─── SOURCE RECORDS ───
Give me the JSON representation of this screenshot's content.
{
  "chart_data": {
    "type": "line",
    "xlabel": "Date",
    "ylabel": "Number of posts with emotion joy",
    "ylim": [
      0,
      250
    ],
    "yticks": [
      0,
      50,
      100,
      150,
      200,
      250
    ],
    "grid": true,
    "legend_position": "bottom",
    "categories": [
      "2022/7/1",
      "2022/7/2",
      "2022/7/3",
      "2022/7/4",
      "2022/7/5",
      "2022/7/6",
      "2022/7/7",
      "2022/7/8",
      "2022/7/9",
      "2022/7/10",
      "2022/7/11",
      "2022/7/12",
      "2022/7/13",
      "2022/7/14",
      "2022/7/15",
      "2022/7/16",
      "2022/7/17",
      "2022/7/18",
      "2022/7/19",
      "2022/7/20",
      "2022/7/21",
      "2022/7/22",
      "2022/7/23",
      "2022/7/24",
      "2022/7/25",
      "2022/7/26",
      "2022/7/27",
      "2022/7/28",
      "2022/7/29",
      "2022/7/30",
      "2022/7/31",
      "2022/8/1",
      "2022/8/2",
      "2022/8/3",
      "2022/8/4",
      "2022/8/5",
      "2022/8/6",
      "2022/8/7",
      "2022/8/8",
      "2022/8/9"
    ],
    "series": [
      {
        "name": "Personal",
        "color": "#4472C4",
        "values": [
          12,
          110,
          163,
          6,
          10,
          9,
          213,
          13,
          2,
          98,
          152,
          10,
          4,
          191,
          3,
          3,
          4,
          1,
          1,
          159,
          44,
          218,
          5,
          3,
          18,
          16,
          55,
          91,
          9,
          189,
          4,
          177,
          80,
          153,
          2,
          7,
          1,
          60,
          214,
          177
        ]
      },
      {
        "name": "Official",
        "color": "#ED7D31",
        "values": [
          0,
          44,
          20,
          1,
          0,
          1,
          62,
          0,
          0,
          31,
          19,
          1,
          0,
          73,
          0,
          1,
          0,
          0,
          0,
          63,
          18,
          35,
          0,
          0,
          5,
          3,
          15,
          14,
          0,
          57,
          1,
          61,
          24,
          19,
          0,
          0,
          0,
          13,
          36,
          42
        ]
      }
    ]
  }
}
───
> [WHAT YOU SHOULD DO] Faithfully transcribe the whole of the data.

> [RESULT]
Give me the JSON representation of this screenshot's content.
{
  "chart_data": {
    "type": "line",
    "xlabel": "Date",
    "ylabel": "Number of posts with emotion joy",
    "ylim": [
      0,
      250
    ],
    "yticks": [
      0,
      50,
      100,
      150,
      200,
      250
    ],
    "grid": true,
    "legend_position": "bottom",
    "categories": [
      "2022/7/1",
      "2022/7/2",
      "2022/7/3",
      "2022/7/4",
      "2022/7/5",
      "2022/7/6",
      "2022/7/7",
      "2022/7/8",
      "2022/7/9",
      "2022/7/10",
      "2022/7/11",
      "2022/7/12",
      "2022/7/13",
      "2022/7/14",
      "2022/7/15",
      "2022/7/16",
      "2022/7/17",
      "2022/7/18",
      "2022/7/19",
      "2022/7/20",
      "2022/7/21",
      "2022/7/22",
      "2022/7/23",
      "2022/7/24",
      "2022/7/25",
      "2022/7/26",
      "2022/7/27",
      "2022/7/28",
      "2022/7/29",
      "2022/7/30",
      "2022/7/31",
      "2022/8/1",
      "2022/8/2",
      "2022/8/3",
      "2022/8/4",
      "2022/8/5",
      "2022/8/6",
      "2022/8/7",
      "2022/8/8",
      "2022/8/9"
    ],
    "series": [
      {
        "name": "Personal",
        "color": "#4472C4",
        "values": [
          12,
          110,
          163,
          6,
          10,
          9,
          213,
          13,
          2,
          98,
          152,
          10,
          4,
          191,
          3,
          3,
          4,
          1,
          1,
          159,
          44,
          218,
          5,
          3,
          18,
          16,
          55,
          91,
          9,
          189,
          4,
          177,
          80,
          153,
          2,
          7,
          1,
          60,
          214,
          177
        ]
      },
      {
        "name": "Official",
        "color": "#ED7D31",
        "values": [
          0,
          44,
          20,
          1,
          0,
          1,
          62,
          0,
          0,
          31,
          19,
          1,
          0,
          73,
          0,
          1,
          0,
          0,
          0,
          63,
          18,
          35,
          0,
          0,
          5,
          3,
          15,
          14,
          0,
          57,
          1,
          61,
          24,
          19,
          0,
          0,
          0,
          13,
          36,
          42
        ]
      }
    ]
  }
}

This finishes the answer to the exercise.